• Passage shown

The Dan Dennett Debate: Afterthoughts

In the aftermath of today’s debate with Dan Dennett, I find myself asking not “Who won?” but “What were we debating about? What was really at stake in this discussion?”

In one sense, it’s enough that it happened. I don’t know of any place on the web where you can see Dan in dialogue with a moderate, reflective, religious person. But that’s only step one. The harder question is how to interpret what happened.

Dennett supporters are already posting on the web to say what they thought it was about. One points out that I do not share the assumptions of most analytic philosophers, and hence fail to pass the test for analytic orthodoxy. Both in the debate and in Mind and Emergence (chap. 4), for example, I use the work of analytic philosophers in ways different from what they intended. But surely that isn’t what was at stake in today’s discussion. Other bloggers may question whether I made any errors in describing evolutionary theory; perhaps they’re arguing that, if I did, that proves that evolution and theism are incompatible. But, again, surely that was not the real topic of the debate.

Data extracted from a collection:
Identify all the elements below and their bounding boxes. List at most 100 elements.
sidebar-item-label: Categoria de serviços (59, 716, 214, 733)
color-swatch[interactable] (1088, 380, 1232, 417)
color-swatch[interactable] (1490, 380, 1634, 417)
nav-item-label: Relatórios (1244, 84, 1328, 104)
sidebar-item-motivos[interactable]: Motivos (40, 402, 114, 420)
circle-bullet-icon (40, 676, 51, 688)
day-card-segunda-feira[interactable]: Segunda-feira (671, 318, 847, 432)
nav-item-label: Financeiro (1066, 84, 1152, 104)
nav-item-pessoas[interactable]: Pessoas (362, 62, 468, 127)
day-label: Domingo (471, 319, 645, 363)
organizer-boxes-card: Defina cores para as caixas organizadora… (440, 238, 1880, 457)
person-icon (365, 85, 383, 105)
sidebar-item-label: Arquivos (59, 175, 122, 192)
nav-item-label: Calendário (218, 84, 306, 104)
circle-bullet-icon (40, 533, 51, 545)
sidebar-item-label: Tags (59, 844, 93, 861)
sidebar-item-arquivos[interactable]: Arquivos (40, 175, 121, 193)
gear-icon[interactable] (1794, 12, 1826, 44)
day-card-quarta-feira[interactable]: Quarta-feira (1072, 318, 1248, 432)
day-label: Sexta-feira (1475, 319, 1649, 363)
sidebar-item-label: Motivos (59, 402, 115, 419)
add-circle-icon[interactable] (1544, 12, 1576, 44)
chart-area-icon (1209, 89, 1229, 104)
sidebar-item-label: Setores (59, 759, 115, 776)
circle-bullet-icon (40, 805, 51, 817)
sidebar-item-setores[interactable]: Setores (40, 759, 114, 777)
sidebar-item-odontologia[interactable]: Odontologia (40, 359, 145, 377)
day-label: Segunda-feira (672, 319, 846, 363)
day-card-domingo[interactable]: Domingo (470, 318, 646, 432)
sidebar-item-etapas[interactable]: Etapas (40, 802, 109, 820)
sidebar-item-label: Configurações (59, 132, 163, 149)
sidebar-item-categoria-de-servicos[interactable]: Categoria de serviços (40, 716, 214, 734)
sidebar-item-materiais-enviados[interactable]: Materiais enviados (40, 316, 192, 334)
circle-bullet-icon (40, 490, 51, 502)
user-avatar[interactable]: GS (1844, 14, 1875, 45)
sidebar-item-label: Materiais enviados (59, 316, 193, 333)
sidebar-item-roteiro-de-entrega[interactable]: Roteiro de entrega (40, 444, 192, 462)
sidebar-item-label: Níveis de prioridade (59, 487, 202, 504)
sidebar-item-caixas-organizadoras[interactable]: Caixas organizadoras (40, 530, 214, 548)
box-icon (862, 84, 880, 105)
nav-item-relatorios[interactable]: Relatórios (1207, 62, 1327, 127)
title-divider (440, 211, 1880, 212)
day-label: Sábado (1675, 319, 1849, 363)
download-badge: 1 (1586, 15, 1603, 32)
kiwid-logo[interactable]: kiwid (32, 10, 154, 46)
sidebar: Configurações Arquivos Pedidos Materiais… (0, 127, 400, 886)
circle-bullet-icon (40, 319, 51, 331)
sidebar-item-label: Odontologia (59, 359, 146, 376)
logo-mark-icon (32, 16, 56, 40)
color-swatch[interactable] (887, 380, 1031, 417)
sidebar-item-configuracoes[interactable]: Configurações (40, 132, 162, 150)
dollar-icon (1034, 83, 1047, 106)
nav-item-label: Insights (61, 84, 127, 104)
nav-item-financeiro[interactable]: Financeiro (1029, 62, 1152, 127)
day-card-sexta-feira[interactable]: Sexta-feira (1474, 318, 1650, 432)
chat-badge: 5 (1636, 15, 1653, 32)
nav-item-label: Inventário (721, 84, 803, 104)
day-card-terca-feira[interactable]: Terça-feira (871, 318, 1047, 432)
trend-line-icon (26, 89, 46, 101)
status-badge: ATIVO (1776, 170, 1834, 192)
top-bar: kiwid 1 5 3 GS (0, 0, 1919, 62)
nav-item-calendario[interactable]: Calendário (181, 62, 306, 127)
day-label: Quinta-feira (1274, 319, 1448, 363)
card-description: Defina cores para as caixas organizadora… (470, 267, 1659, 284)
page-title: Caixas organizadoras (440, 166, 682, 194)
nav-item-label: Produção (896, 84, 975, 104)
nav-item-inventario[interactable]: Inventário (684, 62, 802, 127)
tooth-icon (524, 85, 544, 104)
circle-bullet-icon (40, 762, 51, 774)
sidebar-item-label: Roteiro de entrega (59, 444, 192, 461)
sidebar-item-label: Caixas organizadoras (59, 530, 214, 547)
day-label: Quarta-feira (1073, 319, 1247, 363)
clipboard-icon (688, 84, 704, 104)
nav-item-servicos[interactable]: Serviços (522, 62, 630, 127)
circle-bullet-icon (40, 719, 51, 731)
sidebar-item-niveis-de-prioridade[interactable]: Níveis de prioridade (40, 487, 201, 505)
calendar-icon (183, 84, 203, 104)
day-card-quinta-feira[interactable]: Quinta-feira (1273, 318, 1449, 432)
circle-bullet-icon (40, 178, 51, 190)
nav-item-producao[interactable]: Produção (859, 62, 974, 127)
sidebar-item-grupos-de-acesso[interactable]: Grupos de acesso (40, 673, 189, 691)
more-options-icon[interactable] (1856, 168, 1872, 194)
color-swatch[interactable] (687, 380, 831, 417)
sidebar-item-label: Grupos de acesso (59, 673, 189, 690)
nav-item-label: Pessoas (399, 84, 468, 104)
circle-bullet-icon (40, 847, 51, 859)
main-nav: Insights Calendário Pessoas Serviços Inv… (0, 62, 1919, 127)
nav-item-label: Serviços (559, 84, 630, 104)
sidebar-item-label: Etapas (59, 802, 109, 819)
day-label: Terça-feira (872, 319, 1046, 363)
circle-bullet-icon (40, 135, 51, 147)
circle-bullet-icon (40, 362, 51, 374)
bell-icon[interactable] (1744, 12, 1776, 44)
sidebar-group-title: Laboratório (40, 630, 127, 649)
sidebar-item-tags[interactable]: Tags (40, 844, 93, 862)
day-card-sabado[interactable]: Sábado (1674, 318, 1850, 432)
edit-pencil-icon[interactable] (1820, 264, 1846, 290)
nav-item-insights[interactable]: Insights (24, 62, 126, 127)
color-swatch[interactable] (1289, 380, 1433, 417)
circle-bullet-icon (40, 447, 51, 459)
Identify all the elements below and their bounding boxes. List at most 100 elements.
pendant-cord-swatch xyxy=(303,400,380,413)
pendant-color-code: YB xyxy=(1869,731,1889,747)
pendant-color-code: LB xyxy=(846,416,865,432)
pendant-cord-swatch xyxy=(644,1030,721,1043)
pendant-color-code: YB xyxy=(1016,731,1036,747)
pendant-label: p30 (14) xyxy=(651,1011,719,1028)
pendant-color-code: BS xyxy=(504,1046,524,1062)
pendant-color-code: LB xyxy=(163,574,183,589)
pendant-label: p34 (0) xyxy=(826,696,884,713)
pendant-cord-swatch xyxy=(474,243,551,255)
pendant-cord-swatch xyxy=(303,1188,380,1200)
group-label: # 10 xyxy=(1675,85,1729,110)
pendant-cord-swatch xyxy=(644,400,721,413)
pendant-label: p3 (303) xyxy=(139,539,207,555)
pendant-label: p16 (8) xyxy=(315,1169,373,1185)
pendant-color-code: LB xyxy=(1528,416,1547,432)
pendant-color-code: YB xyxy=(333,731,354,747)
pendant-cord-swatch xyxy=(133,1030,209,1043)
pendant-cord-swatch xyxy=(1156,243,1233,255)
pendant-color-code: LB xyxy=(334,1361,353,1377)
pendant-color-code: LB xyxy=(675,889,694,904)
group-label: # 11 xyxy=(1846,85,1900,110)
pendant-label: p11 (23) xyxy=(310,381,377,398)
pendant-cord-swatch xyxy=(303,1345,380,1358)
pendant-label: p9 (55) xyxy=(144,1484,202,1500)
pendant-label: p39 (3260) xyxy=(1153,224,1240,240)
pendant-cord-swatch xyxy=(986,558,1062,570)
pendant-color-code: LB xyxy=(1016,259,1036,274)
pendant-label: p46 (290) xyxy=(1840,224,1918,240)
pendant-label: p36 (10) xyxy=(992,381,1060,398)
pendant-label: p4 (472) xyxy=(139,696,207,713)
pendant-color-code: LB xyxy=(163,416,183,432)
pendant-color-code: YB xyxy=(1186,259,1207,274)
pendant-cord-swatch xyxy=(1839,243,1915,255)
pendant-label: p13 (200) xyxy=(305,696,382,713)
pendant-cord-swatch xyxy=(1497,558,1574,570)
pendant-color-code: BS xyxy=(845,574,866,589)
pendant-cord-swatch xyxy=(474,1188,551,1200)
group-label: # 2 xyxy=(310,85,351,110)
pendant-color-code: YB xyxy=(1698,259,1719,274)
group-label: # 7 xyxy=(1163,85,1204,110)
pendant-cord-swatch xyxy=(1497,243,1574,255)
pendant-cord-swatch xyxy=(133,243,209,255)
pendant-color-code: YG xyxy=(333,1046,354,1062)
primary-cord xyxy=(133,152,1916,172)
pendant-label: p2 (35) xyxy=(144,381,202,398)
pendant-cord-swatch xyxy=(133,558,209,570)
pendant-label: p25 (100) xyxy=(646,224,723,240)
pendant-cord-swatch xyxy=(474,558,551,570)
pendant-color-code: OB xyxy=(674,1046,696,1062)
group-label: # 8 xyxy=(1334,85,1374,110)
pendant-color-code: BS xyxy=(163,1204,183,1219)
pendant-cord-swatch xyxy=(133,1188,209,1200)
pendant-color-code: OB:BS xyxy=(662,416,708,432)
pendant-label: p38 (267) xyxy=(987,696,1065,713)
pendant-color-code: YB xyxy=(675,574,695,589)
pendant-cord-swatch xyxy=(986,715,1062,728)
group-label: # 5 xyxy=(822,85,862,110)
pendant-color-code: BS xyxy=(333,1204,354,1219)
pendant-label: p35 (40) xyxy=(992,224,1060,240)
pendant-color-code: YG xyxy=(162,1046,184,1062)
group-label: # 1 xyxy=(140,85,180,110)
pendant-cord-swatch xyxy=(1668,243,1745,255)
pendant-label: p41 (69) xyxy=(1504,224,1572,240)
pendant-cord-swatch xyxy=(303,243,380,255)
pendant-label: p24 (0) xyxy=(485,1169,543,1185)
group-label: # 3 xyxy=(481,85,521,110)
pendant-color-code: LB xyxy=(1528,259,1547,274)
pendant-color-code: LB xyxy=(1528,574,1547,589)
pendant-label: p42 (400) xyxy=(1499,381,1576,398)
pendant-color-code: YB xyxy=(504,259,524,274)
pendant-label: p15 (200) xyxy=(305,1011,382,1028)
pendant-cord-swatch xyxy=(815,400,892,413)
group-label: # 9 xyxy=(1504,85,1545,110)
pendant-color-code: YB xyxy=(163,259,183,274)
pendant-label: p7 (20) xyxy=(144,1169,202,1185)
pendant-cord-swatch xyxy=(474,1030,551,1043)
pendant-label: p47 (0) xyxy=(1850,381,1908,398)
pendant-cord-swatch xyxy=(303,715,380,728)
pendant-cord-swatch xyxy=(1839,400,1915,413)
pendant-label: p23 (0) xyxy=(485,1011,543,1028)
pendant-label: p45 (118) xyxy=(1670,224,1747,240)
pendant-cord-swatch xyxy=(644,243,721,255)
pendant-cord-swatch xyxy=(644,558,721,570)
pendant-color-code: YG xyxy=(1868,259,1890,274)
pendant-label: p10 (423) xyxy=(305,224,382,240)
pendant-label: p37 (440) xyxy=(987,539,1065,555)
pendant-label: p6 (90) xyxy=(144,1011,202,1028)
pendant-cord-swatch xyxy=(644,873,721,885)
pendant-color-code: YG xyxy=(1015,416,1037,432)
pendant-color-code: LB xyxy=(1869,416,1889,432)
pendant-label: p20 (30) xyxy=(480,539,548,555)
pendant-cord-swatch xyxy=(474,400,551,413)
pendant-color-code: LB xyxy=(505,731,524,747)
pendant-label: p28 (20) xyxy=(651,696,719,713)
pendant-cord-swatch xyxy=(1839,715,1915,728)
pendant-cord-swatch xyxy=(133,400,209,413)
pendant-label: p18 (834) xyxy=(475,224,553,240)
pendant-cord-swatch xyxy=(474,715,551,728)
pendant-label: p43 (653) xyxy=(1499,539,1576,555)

• Aim of the task
Reproduce the stretch of the Dennett debate afterthoughts from "In one sense, it’s" through "interpret what happened.".

• Solution to the exercise
In one sense, it’s enough that it happened. I don’t know of any place on the web where you can see Dan in dialogue with a moderate, reflective, religious person. But that’s only step one. The harder question is how to interpret what happened.